Dataset rows

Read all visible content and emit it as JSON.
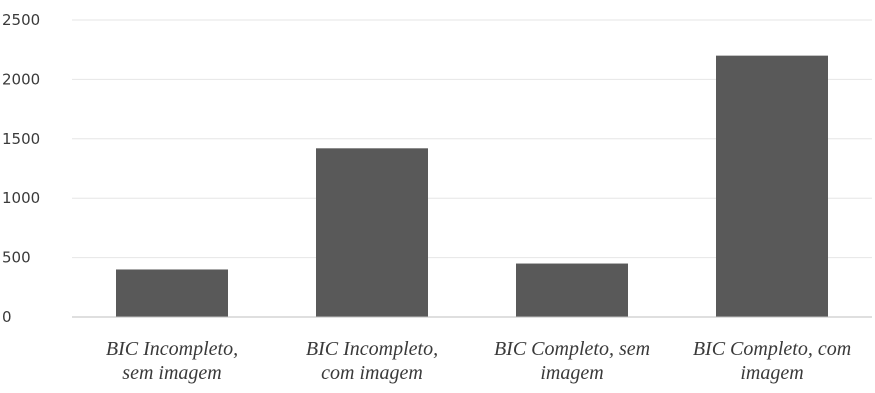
{
  "chart_data": {
    "type": "bar",
    "title": "",
    "xlabel": "",
    "ylabel": "",
    "categories": [
      [
        "BIC Incompleto,",
        "sem imagem"
      ],
      [
        "BIC Incompleto,",
        "com imagem"
      ],
      [
        "BIC Completo, sem",
        "imagem"
      ],
      [
        "BIC Completo, com",
        "imagem"
      ]
    ],
    "values": [
      400,
      1420,
      450,
      2200
    ],
    "ylim": [
      0,
      2500
    ],
    "yticks": [
      0,
      500,
      1000,
      1500,
      2000,
      2500
    ],
    "grid": true,
    "legend": "none",
    "colors": {
      "bar": "#595959",
      "grid": "#e6e6e6",
      "axis": "#bfbfbf"
    }
  }
}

PROBLEM STATEMENT
Gather all the lines that include the word "imagem" and copy them out.

FINISHED ANSWER
        "sem imagem"
        "com imagem"
        "imagem"
        "imagem"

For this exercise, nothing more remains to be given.